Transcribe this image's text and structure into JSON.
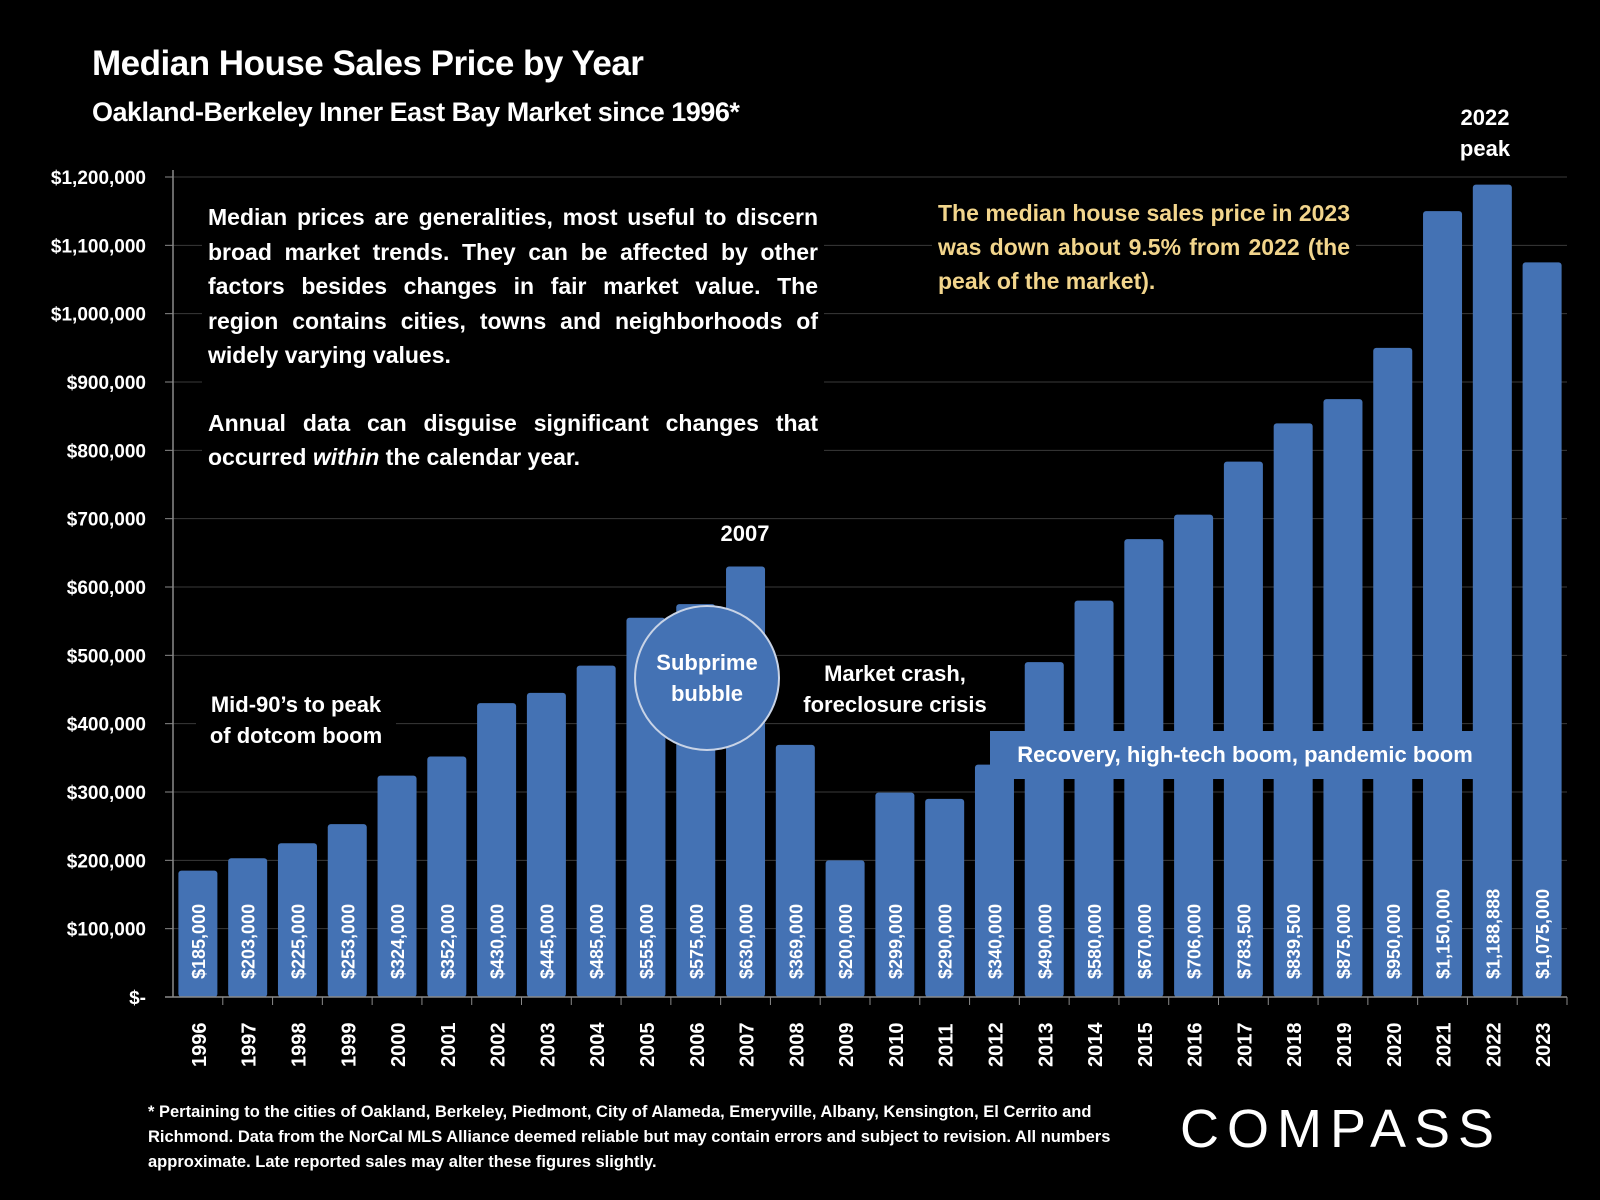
{
  "chart_data": {
    "type": "bar",
    "title": "Median House Sales Price by Year",
    "subtitle": "Oakland-Berkeley Inner East Bay Market since 1996*",
    "xlabel": "",
    "ylabel": "",
    "ylim": [
      0,
      1200000
    ],
    "grid": true,
    "categories": [
      "1996",
      "1997",
      "1998",
      "1999",
      "2000",
      "2001",
      "2002",
      "2003",
      "2004",
      "2005",
      "2006",
      "2007",
      "2008",
      "2009",
      "2010",
      "2011",
      "2012",
      "2013",
      "2014",
      "2015",
      "2016",
      "2017",
      "2018",
      "2019",
      "2020",
      "2021",
      "2022",
      "2023"
    ],
    "values": [
      185000,
      203000,
      225000,
      253000,
      324000,
      352000,
      430000,
      445000,
      485000,
      555000,
      575000,
      630000,
      369000,
      200000,
      299000,
      290000,
      340000,
      490000,
      580000,
      670000,
      706000,
      783500,
      839500,
      875000,
      950000,
      1150000,
      1188888,
      1075000
    ],
    "data_labels": [
      "$185,000",
      "$203,000",
      "$225,000",
      "$253,000",
      "$324,000",
      "$352,000",
      "$430,000",
      "$445,000",
      "$485,000",
      "$555,000",
      "$575,000",
      "$630,000",
      "$369,000",
      "$200,000",
      "$299,000",
      "$290,000",
      "$340,000",
      "$490,000",
      "$580,000",
      "$670,000",
      "$706,000",
      "$783,500",
      "$839,500",
      "$875,000",
      "$950,000",
      "$1,150,000",
      "$1,188,888",
      "$1,075,000"
    ],
    "y_ticks": [
      {
        "value": 0,
        "label": "$-"
      },
      {
        "value": 100000,
        "label": "$100,000"
      },
      {
        "value": 200000,
        "label": "$200,000"
      },
      {
        "value": 300000,
        "label": "$300,000"
      },
      {
        "value": 400000,
        "label": "$400,000"
      },
      {
        "value": 500000,
        "label": "$500,000"
      },
      {
        "value": 600000,
        "label": "$600,000"
      },
      {
        "value": 700000,
        "label": "$700,000"
      },
      {
        "value": 800000,
        "label": "$800,000"
      },
      {
        "value": 900000,
        "label": "$900,000"
      },
      {
        "value": 1000000,
        "label": "$1,000,000"
      },
      {
        "value": 1100000,
        "label": "$1,100,000"
      },
      {
        "value": 1200000,
        "label": "$1,200,000"
      }
    ],
    "bar_color": "#4472b4",
    "annotations": {
      "peak_2022_line1": "2022",
      "peak_2022_line2": "peak",
      "year_2007": "2007",
      "subprime_line1": "Subprime",
      "subprime_line2": "bubble",
      "dotcom_line1": "Mid-90’s to peak",
      "dotcom_line2": "of dotcom boom",
      "crash_line1": "Market crash,",
      "crash_line2": "foreclosure crisis",
      "recovery": "Recovery, high-tech boom, pandemic boom"
    }
  },
  "notes": {
    "para1": "Median prices are generalities, most useful to discern broad market trends. They can be affected by other factors besides changes in fair market value. The region contains cities, towns and neighborhoods of widely varying values.",
    "para2_before": "Annual data can disguise significant changes that occurred ",
    "para2_em": "within",
    "para2_after": " the calendar year.",
    "highlight": "The median house sales price in 2023 was down about 9.5% from 2022 (the peak of the market).",
    "highlight_color": "#f2d58c"
  },
  "footnote": "* Pertaining to the cities of Oakland, Berkeley, Piedmont, City of Alameda, Emeryville, Albany, Kensington, El Cerrito and Richmond. Data from the NorCal MLS Alliance deemed reliable but may contain errors and subject to revision. All numbers approximate. Late reported sales may alter these figures slightly.",
  "logo": "COMPASS"
}
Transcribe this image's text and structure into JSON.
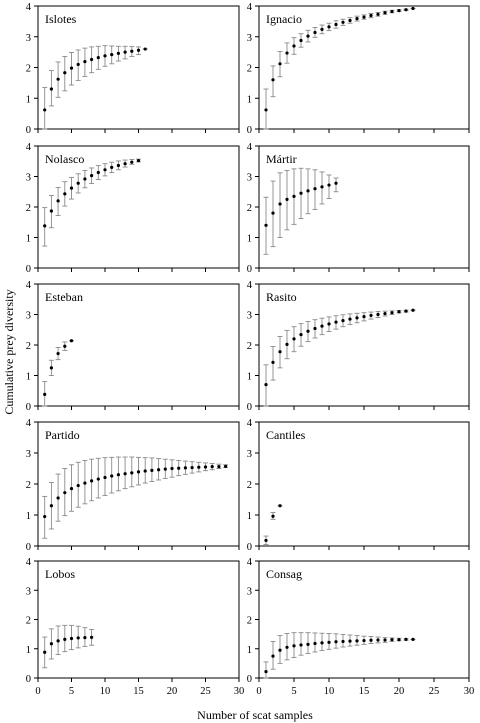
{
  "figure": {
    "ylabel": "Cumulative prey diversity",
    "xlabel": "Number of scat samples",
    "x_ticks": [
      "0",
      "5",
      "10",
      "15",
      "20",
      "25",
      "30"
    ]
  },
  "chart_data": [
    {
      "type": "scatter",
      "title": "Islotes",
      "xlim": [
        0,
        30
      ],
      "ylim": [
        0,
        4
      ],
      "y_ticks": [
        "0",
        "1",
        "2",
        "3",
        "4"
      ],
      "x": [
        1,
        2,
        3,
        4,
        5,
        6,
        7,
        8,
        9,
        10,
        11,
        12,
        13,
        14,
        15,
        16
      ],
      "y": [
        0.62,
        1.3,
        1.62,
        1.83,
        1.98,
        2.1,
        2.19,
        2.26,
        2.32,
        2.38,
        2.42,
        2.46,
        2.5,
        2.53,
        2.56,
        2.6
      ],
      "lower": [
        0.0,
        0.75,
        1.03,
        1.24,
        1.43,
        1.58,
        1.71,
        1.83,
        1.94,
        2.04,
        2.12,
        2.21,
        2.28,
        2.36,
        2.42,
        2.6
      ],
      "upper": [
        1.35,
        1.9,
        2.18,
        2.36,
        2.49,
        2.57,
        2.63,
        2.67,
        2.69,
        2.71,
        2.7,
        2.69,
        2.69,
        2.68,
        2.67,
        2.6
      ]
    },
    {
      "type": "scatter",
      "title": "Ignacio",
      "xlim": [
        0,
        30
      ],
      "ylim": [
        0,
        4
      ],
      "y_ticks": [
        "0",
        "1",
        "2",
        "3",
        "4"
      ],
      "x": [
        1,
        2,
        3,
        4,
        5,
        6,
        7,
        8,
        9,
        10,
        11,
        12,
        13,
        14,
        15,
        16,
        17,
        18,
        19,
        20,
        21,
        22
      ],
      "y": [
        0.62,
        1.6,
        2.12,
        2.47,
        2.7,
        2.88,
        3.02,
        3.14,
        3.24,
        3.32,
        3.4,
        3.47,
        3.53,
        3.59,
        3.64,
        3.69,
        3.73,
        3.78,
        3.82,
        3.85,
        3.88,
        3.92
      ],
      "lower": [
        0.0,
        1.05,
        1.7,
        2.14,
        2.43,
        2.66,
        2.83,
        2.98,
        3.1,
        3.2,
        3.28,
        3.37,
        3.44,
        3.51,
        3.57,
        3.62,
        3.67,
        3.73,
        3.78,
        3.82,
        3.86,
        3.92
      ],
      "upper": [
        1.3,
        2.05,
        2.52,
        2.8,
        2.97,
        3.1,
        3.21,
        3.3,
        3.38,
        3.44,
        3.52,
        3.57,
        3.62,
        3.67,
        3.71,
        3.76,
        3.79,
        3.83,
        3.86,
        3.88,
        3.9,
        3.92
      ]
    },
    {
      "type": "scatter",
      "title": "Nolasco",
      "xlim": [
        0,
        30
      ],
      "ylim": [
        0,
        4
      ],
      "y_ticks": [
        "0",
        "1",
        "2",
        "3",
        "4"
      ],
      "x": [
        1,
        2,
        3,
        4,
        5,
        6,
        7,
        8,
        9,
        10,
        11,
        12,
        13,
        14,
        15
      ],
      "y": [
        1.38,
        1.87,
        2.2,
        2.43,
        2.62,
        2.78,
        2.92,
        3.03,
        3.13,
        3.22,
        3.3,
        3.36,
        3.42,
        3.47,
        3.52
      ],
      "lower": [
        0.72,
        1.32,
        1.72,
        2.03,
        2.26,
        2.46,
        2.63,
        2.77,
        2.9,
        3.02,
        3.13,
        3.22,
        3.31,
        3.4,
        3.48
      ],
      "upper": [
        1.98,
        2.38,
        2.64,
        2.83,
        2.97,
        3.09,
        3.2,
        3.28,
        3.36,
        3.42,
        3.47,
        3.51,
        3.54,
        3.56,
        3.57
      ]
    },
    {
      "type": "scatter",
      "title": "Mártir",
      "xlim": [
        0,
        30
      ],
      "ylim": [
        0,
        4
      ],
      "y_ticks": [
        "0",
        "1",
        "2",
        "3",
        "4"
      ],
      "x": [
        1,
        2,
        3,
        4,
        5,
        6,
        7,
        8,
        9,
        10,
        11
      ],
      "y": [
        1.4,
        1.8,
        2.1,
        2.25,
        2.35,
        2.45,
        2.53,
        2.6,
        2.66,
        2.72,
        2.78
      ],
      "lower": [
        0.45,
        0.7,
        1.0,
        1.25,
        1.43,
        1.62,
        1.78,
        1.92,
        2.1,
        2.28,
        2.5
      ],
      "upper": [
        2.32,
        2.85,
        3.12,
        3.2,
        3.25,
        3.27,
        3.25,
        3.22,
        3.15,
        3.05,
        2.95
      ]
    },
    {
      "type": "scatter",
      "title": "Esteban",
      "xlim": [
        0,
        30
      ],
      "ylim": [
        0,
        4
      ],
      "y_ticks": [
        "0",
        "1",
        "2",
        "3",
        "4"
      ],
      "x": [
        1,
        2,
        3,
        4,
        5
      ],
      "y": [
        0.38,
        1.25,
        1.72,
        1.96,
        2.14
      ],
      "lower": [
        0.0,
        1.0,
        1.52,
        1.82,
        2.14
      ],
      "upper": [
        0.8,
        1.5,
        1.92,
        2.1,
        2.14
      ]
    },
    {
      "type": "scatter",
      "title": "Rasito",
      "xlim": [
        0,
        30
      ],
      "ylim": [
        0,
        4
      ],
      "y_ticks": [
        "0",
        "1",
        "2",
        "3",
        "4"
      ],
      "x": [
        1,
        2,
        3,
        4,
        5,
        6,
        7,
        8,
        9,
        10,
        11,
        12,
        13,
        14,
        15,
        16,
        17,
        18,
        19,
        20,
        21,
        22
      ],
      "y": [
        0.7,
        1.43,
        1.78,
        2.02,
        2.2,
        2.34,
        2.45,
        2.54,
        2.62,
        2.69,
        2.75,
        2.8,
        2.85,
        2.89,
        2.93,
        2.97,
        3.0,
        3.03,
        3.06,
        3.09,
        3.11,
        3.14
      ],
      "lower": [
        0.0,
        0.85,
        1.25,
        1.55,
        1.78,
        1.96,
        2.11,
        2.23,
        2.34,
        2.44,
        2.52,
        2.6,
        2.67,
        2.73,
        2.79,
        2.85,
        2.9,
        2.95,
        3.0,
        3.05,
        3.08,
        3.14
      ],
      "upper": [
        1.35,
        1.95,
        2.28,
        2.48,
        2.6,
        2.7,
        2.77,
        2.83,
        2.88,
        2.92,
        2.96,
        2.99,
        3.02,
        3.04,
        3.06,
        3.08,
        3.1,
        3.11,
        3.12,
        3.13,
        3.14,
        3.14
      ]
    },
    {
      "type": "scatter",
      "title": "Partido",
      "xlim": [
        0,
        30
      ],
      "ylim": [
        0,
        4
      ],
      "y_ticks": [
        "0",
        "1",
        "2",
        "3",
        "4"
      ],
      "x": [
        1,
        2,
        3,
        4,
        5,
        6,
        7,
        8,
        9,
        10,
        11,
        12,
        13,
        14,
        15,
        16,
        17,
        18,
        19,
        20,
        21,
        22,
        23,
        24,
        25,
        26,
        27,
        28
      ],
      "y": [
        0.95,
        1.3,
        1.55,
        1.72,
        1.85,
        1.95,
        2.03,
        2.1,
        2.16,
        2.21,
        2.26,
        2.3,
        2.33,
        2.36,
        2.39,
        2.42,
        2.44,
        2.46,
        2.48,
        2.5,
        2.51,
        2.52,
        2.53,
        2.54,
        2.55,
        2.56,
        2.56,
        2.57
      ],
      "lower": [
        0.25,
        0.55,
        0.8,
        0.98,
        1.12,
        1.25,
        1.36,
        1.46,
        1.55,
        1.63,
        1.71,
        1.78,
        1.85,
        1.91,
        1.97,
        2.03,
        2.08,
        2.13,
        2.18,
        2.22,
        2.27,
        2.31,
        2.35,
        2.39,
        2.43,
        2.46,
        2.5,
        2.53
      ],
      "upper": [
        1.6,
        2.05,
        2.32,
        2.5,
        2.62,
        2.7,
        2.76,
        2.8,
        2.83,
        2.85,
        2.86,
        2.87,
        2.87,
        2.87,
        2.86,
        2.85,
        2.84,
        2.82,
        2.8,
        2.78,
        2.76,
        2.74,
        2.72,
        2.7,
        2.68,
        2.66,
        2.64,
        2.62
      ]
    },
    {
      "type": "scatter",
      "title": "Cantiles",
      "xlim": [
        0,
        30
      ],
      "ylim": [
        0,
        4
      ],
      "y_ticks": [
        "0",
        "1",
        "2",
        "3",
        "4"
      ],
      "x": [
        1,
        2,
        3
      ],
      "y": [
        0.18,
        0.96,
        1.3
      ],
      "lower": [
        0.05,
        0.86,
        1.3
      ],
      "upper": [
        0.32,
        1.08,
        1.3
      ]
    },
    {
      "type": "scatter",
      "title": "Lobos",
      "xlim": [
        0,
        30
      ],
      "ylim": [
        0,
        4
      ],
      "y_ticks": [
        "0",
        "1",
        "2",
        "3",
        "4"
      ],
      "x": [
        1,
        2,
        3,
        4,
        5,
        6,
        7,
        8
      ],
      "y": [
        0.88,
        1.17,
        1.27,
        1.32,
        1.35,
        1.37,
        1.38,
        1.39
      ],
      "lower": [
        0.35,
        0.65,
        0.8,
        0.9,
        0.97,
        1.03,
        1.08,
        1.12
      ],
      "upper": [
        1.4,
        1.68,
        1.78,
        1.8,
        1.8,
        1.77,
        1.72,
        1.66
      ]
    },
    {
      "type": "scatter",
      "title": "Consag",
      "xlim": [
        0,
        30
      ],
      "ylim": [
        0,
        4
      ],
      "y_ticks": [
        "0",
        "1",
        "2",
        "3",
        "4"
      ],
      "x": [
        1,
        2,
        3,
        4,
        5,
        6,
        7,
        8,
        9,
        10,
        11,
        12,
        13,
        14,
        15,
        16,
        17,
        18,
        19,
        20,
        21,
        22
      ],
      "y": [
        0.22,
        0.75,
        0.95,
        1.05,
        1.1,
        1.13,
        1.15,
        1.18,
        1.2,
        1.22,
        1.24,
        1.25,
        1.26,
        1.27,
        1.28,
        1.29,
        1.3,
        1.3,
        1.31,
        1.31,
        1.32,
        1.32
      ],
      "lower": [
        0.0,
        0.3,
        0.5,
        0.62,
        0.7,
        0.78,
        0.84,
        0.89,
        0.94,
        0.98,
        1.02,
        1.06,
        1.09,
        1.12,
        1.15,
        1.18,
        1.2,
        1.22,
        1.25,
        1.27,
        1.29,
        1.32
      ],
      "upper": [
        0.55,
        1.25,
        1.45,
        1.52,
        1.55,
        1.55,
        1.55,
        1.54,
        1.53,
        1.52,
        1.51,
        1.49,
        1.47,
        1.45,
        1.43,
        1.42,
        1.4,
        1.38,
        1.37,
        1.36,
        1.34,
        1.32
      ]
    }
  ]
}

-----

**Goal:**
List all lines above in which the string "ylabel" appears.

**Full answer:**
    "ylabel": "",
    "ylabel": "Cumulative prey diversity",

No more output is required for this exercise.